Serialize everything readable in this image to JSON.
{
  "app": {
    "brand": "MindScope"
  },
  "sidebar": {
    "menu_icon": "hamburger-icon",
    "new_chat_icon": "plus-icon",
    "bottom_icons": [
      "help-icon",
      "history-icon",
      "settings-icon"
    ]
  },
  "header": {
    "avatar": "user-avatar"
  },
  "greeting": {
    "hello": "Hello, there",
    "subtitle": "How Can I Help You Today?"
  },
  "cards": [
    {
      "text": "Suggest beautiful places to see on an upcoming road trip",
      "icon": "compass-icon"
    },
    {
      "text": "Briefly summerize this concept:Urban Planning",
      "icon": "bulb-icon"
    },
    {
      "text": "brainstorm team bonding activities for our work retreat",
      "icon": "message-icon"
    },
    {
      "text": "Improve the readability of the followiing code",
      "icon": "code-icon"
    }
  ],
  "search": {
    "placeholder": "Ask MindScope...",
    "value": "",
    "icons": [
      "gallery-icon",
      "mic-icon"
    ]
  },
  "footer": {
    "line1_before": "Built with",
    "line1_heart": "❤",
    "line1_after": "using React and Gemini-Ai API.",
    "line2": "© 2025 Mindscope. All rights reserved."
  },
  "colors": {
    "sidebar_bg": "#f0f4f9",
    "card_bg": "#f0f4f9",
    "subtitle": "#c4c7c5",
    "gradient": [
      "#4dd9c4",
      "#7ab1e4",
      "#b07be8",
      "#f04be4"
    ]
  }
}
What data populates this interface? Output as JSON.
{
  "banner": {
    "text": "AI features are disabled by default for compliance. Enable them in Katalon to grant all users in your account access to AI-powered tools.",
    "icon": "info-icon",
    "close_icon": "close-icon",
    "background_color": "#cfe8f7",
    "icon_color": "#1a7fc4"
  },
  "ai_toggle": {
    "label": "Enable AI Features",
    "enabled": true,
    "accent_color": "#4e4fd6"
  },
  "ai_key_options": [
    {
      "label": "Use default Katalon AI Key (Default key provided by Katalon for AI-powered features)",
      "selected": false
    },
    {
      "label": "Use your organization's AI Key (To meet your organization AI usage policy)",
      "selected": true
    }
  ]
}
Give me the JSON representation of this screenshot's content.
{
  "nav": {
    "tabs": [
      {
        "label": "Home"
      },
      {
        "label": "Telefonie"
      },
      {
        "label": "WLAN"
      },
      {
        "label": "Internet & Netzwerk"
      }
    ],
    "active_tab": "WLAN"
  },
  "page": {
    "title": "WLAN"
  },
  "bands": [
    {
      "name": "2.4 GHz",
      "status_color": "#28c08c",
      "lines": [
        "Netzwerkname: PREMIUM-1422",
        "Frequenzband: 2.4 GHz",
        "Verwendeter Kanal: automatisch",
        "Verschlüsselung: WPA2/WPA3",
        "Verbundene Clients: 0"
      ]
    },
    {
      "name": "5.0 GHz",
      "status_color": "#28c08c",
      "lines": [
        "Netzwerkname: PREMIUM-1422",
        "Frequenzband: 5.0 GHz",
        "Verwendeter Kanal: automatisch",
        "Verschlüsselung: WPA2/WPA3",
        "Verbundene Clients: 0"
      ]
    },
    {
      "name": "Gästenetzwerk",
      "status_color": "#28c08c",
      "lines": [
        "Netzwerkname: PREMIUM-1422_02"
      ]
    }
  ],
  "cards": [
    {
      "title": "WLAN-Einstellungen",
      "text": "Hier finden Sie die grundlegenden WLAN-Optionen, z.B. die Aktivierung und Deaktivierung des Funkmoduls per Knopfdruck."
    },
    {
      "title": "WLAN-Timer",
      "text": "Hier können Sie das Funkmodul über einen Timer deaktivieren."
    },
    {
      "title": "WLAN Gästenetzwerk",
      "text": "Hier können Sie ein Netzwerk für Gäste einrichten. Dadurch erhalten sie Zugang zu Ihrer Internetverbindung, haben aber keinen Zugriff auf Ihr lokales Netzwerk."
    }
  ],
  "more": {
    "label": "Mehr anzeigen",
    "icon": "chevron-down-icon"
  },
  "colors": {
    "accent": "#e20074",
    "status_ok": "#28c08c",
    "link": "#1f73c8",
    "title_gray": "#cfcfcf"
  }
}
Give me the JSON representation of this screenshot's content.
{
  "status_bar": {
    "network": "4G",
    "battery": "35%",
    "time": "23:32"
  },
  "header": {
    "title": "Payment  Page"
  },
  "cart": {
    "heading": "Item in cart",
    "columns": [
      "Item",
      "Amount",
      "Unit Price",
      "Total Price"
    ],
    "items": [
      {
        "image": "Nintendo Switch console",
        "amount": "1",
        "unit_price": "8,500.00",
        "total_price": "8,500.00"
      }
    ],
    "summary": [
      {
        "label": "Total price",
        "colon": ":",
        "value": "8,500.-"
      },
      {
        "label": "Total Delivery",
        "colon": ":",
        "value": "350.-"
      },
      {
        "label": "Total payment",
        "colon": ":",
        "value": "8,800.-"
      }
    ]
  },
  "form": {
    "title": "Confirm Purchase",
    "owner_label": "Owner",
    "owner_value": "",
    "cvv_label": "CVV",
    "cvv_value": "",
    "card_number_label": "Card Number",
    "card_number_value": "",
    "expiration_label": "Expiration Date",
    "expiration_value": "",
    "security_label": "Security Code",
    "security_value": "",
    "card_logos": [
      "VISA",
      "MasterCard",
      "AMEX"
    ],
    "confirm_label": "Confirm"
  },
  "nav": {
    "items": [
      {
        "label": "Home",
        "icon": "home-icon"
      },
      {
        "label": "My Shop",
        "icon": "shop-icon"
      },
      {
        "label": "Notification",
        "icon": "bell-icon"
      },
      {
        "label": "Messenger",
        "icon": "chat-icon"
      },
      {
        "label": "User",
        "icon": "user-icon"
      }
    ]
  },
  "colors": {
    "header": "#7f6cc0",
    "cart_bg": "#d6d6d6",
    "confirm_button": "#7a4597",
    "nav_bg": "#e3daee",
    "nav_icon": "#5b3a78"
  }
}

# Exercise prompt:
Please reproduce all of the entries exactly as they stand.

# The response:
Serialize everything readable in this image to JSON.
{
  "app": {
    "brand": "MindScope"
  },
  "sidebar": {
    "menu_icon": "hamburger-icon",
    "new_chat_icon": "plus-icon",
    "bottom_icons": [
      "help-icon",
      "history-icon",
      "settings-icon"
    ]
  },
  "header": {
    "avatar": "user-avatar"
  },
  "greeting": {
    "hello": "Hello, there",
    "subtitle": "How Can I Help You Today?"
  },
  "cards": [
    {
      "text": "Suggest beautiful places to see on an upcoming road trip",
      "icon": "compass-icon"
    },
    {
      "text": "Briefly summerize this concept:Urban Planning",
      "icon": "bulb-icon"
    },
    {
      "text": "brainstorm team bonding activities for our work retreat",
      "icon": "message-icon"
    },
    {
      "text": "Improve the readability of the followiing code",
      "icon": "code-icon"
    }
  ],
  "search": {
    "placeholder": "Ask MindScope...",
    "value": "",
    "icons": [
      "gallery-icon",
      "mic-icon"
    ]
  },
  "footer": {
    "line1_before": "Built with",
    "line1_heart": "❤",
    "line1_after": "using React and Gemini-Ai API.",
    "line2": "© 2025 Mindscope. All rights reserved."
  },
  "colors": {
    "sidebar_bg": "#f0f4f9",
    "card_bg": "#f0f4f9",
    "subtitle": "#c4c7c5",
    "gradient": [
      "#4dd9c4",
      "#7ab1e4",
      "#b07be8",
      "#f04be4"
    ]
  }
}
What data populates this interface? Output as JSON.
{
  "banner": {
    "text": "AI features are disabled by default for compliance. Enable them in Katalon to grant all users in your account access to AI-powered tools.",
    "icon": "info-icon",
    "close_icon": "close-icon",
    "background_color": "#cfe8f7",
    "icon_color": "#1a7fc4"
  },
  "ai_toggle": {
    "label": "Enable AI Features",
    "enabled": true,
    "accent_color": "#4e4fd6"
  },
  "ai_key_options": [
    {
      "label": "Use default Katalon AI Key (Default key provided by Katalon for AI-powered features)",
      "selected": false
    },
    {
      "label": "Use your organization's AI Key (To meet your organization AI usage policy)",
      "selected": true
    }
  ]
}
Give me the JSON representation of this screenshot's content.
{
  "nav": {
    "tabs": [
      {
        "label": "Home"
      },
      {
        "label": "Telefonie"
      },
      {
        "label": "WLAN"
      },
      {
        "label": "Internet & Netzwerk"
      }
    ],
    "active_tab": "WLAN"
  },
  "page": {
    "title": "WLAN"
  },
  "bands": [
    {
      "name": "2.4 GHz",
      "status_color": "#28c08c",
      "lines": [
        "Netzwerkname: PREMIUM-1422",
        "Frequenzband: 2.4 GHz",
        "Verwendeter Kanal: automatisch",
        "Verschlüsselung: WPA2/WPA3",
        "Verbundene Clients: 0"
      ]
    },
    {
      "name": "5.0 GHz",
      "status_color": "#28c08c",
      "lines": [
        "Netzwerkname: PREMIUM-1422",
        "Frequenzband: 5.0 GHz",
        "Verwendeter Kanal: automatisch",
        "Verschlüsselung: WPA2/WPA3",
        "Verbundene Clients: 0"
      ]
    },
    {
      "name": "Gästenetzwerk",
      "status_color": "#28c08c",
      "lines": [
        "Netzwerkname: PREMIUM-1422_02"
      ]
    }
  ],
  "cards": [
    {
      "title": "WLAN-Einstellungen",
      "text": "Hier finden Sie die grundlegenden WLAN-Optionen, z.B. die Aktivierung und Deaktivierung des Funkmoduls per Knopfdruck."
    },
    {
      "title": "WLAN-Timer",
      "text": "Hier können Sie das Funkmodul über einen Timer deaktivieren."
    },
    {
      "title": "WLAN Gästenetzwerk",
      "text": "Hier können Sie ein Netzwerk für Gäste einrichten. Dadurch erhalten sie Zugang zu Ihrer Internetverbindung, haben aber keinen Zugriff auf Ihr lokales Netzwerk."
    }
  ],
  "more": {
    "label": "Mehr anzeigen",
    "icon": "chevron-down-icon"
  },
  "colors": {
    "accent": "#e20074",
    "status_ok": "#28c08c",
    "link": "#1f73c8",
    "title_gray": "#cfcfcf"
  }
}
Give me the JSON representation of this screenshot's content.
{
  "status_bar": {
    "network": "4G",
    "battery": "35%",
    "time": "23:32"
  },
  "header": {
    "title": "Payment  Page"
  },
  "cart": {
    "heading": "Item in cart",
    "columns": [
      "Item",
      "Amount",
      "Unit Price",
      "Total Price"
    ],
    "items": [
      {
        "image": "Nintendo Switch console",
        "amount": "1",
        "unit_price": "8,500.00",
        "total_price": "8,500.00"
      }
    ],
    "summary": [
      {
        "label": "Total price",
        "colon": ":",
        "value": "8,500.-"
      },
      {
        "label": "Total Delivery",
        "colon": ":",
        "value": "350.-"
      },
      {
        "label": "Total payment",
        "colon": ":",
        "value": "8,800.-"
      }
    ]
  },
  "form": {
    "title": "Confirm Purchase",
    "owner_label": "Owner",
    "owner_value": "",
    "cvv_label": "CVV",
    "cvv_value": "",
    "card_number_label": "Card Number",
    "card_number_value": "",
    "expiration_label": "Expiration Date",
    "expiration_value": "",
    "security_label": "Security Code",
    "security_value": "",
    "card_logos": [
      "VISA",
      "MasterCard",
      "AMEX"
    ],
    "confirm_label": "Confirm"
  },
  "nav": {
    "items": [
      {
        "label": "Home",
        "icon": "home-icon"
      },
      {
        "label": "My Shop",
        "icon": "shop-icon"
      },
      {
        "label": "Notification",
        "icon": "bell-icon"
      },
      {
        "label": "Messenger",
        "icon": "chat-icon"
      },
      {
        "label": "User",
        "icon": "user-icon"
      }
    ]
  },
  "colors": {
    "header": "#7f6cc0",
    "cart_bg": "#d6d6d6",
    "confirm_button": "#7a4597",
    "nav_bg": "#e3daee",
    "nav_icon": "#5b3a78"
  }
}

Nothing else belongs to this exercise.